Dataset entries:
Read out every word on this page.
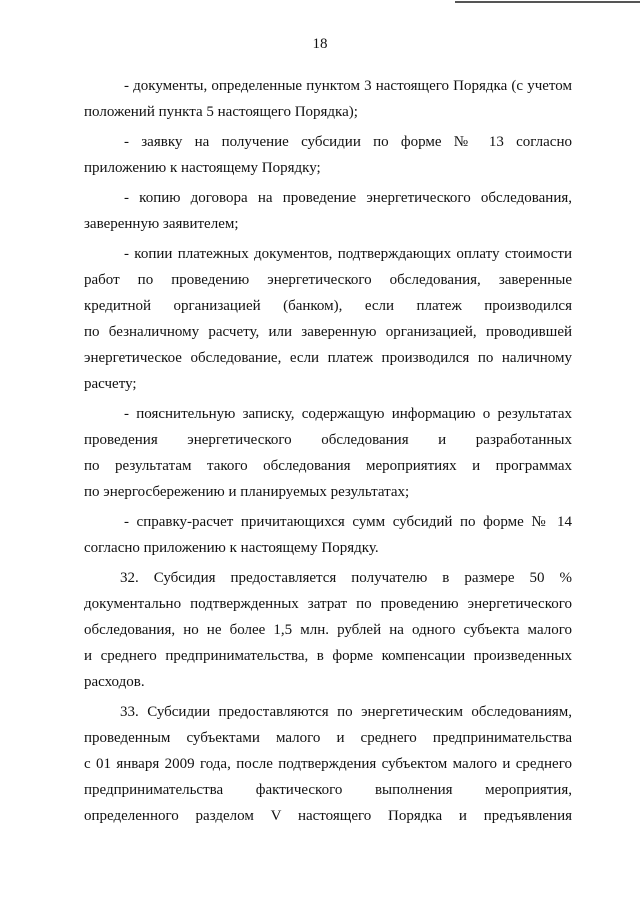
18
- документы, определенные пунктом 3 настоящего Порядка (с учетом
положений пункта 5 настоящего Порядка);
- заявку на получение субсидии по форме № 13 согласно
приложению к настоящему Порядку;
- копию договора на проведение энергетического обследования,
заверенную заявителем;
- копии платежных документов, подтверждающих оплату стоимости
работ по проведению энергетического обследования, заверенные
кредитной организацией (банком), если платеж производился
по безналичному расчету, или заверенную организацией, проводившей
энергетическое обследование, если платеж производился по наличному
расчету;
- пояснительную записку, содержащую информацию о результатах
проведения энергетического обследования и разработанных
по результатам такого обследования мероприятиях и программах
по энергосбережению и планируемых результатах;
- справку-расчет причитающихся сумм субсидий по форме № 14
согласно приложению к настоящему Порядку.
32. Субсидия предоставляется получателю в размере 50 %
документально подтвержденных затрат по проведению энергетического
обследования, но не более 1,5 млн. рублей на одного субъекта малого
и среднего предпринимательства, в форме компенсации произведенных
расходов.
33. Субсидии предоставляются по энергетическим обследованиям,
проведенным субъектами малого и среднего предпринимательства
с 01 января 2009 года, после подтверждения субъектом малого и среднего
предпринимательства фактического выполнения мероприятия,
определенного разделом V настоящего Порядка и предъявления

● What the task asks:
Which lines hold the word "если"? Copy every one of them.

● Exercise output:
кредитной организацией (банком), если платеж производился
энергетическое обследование, если платеж производился по наличному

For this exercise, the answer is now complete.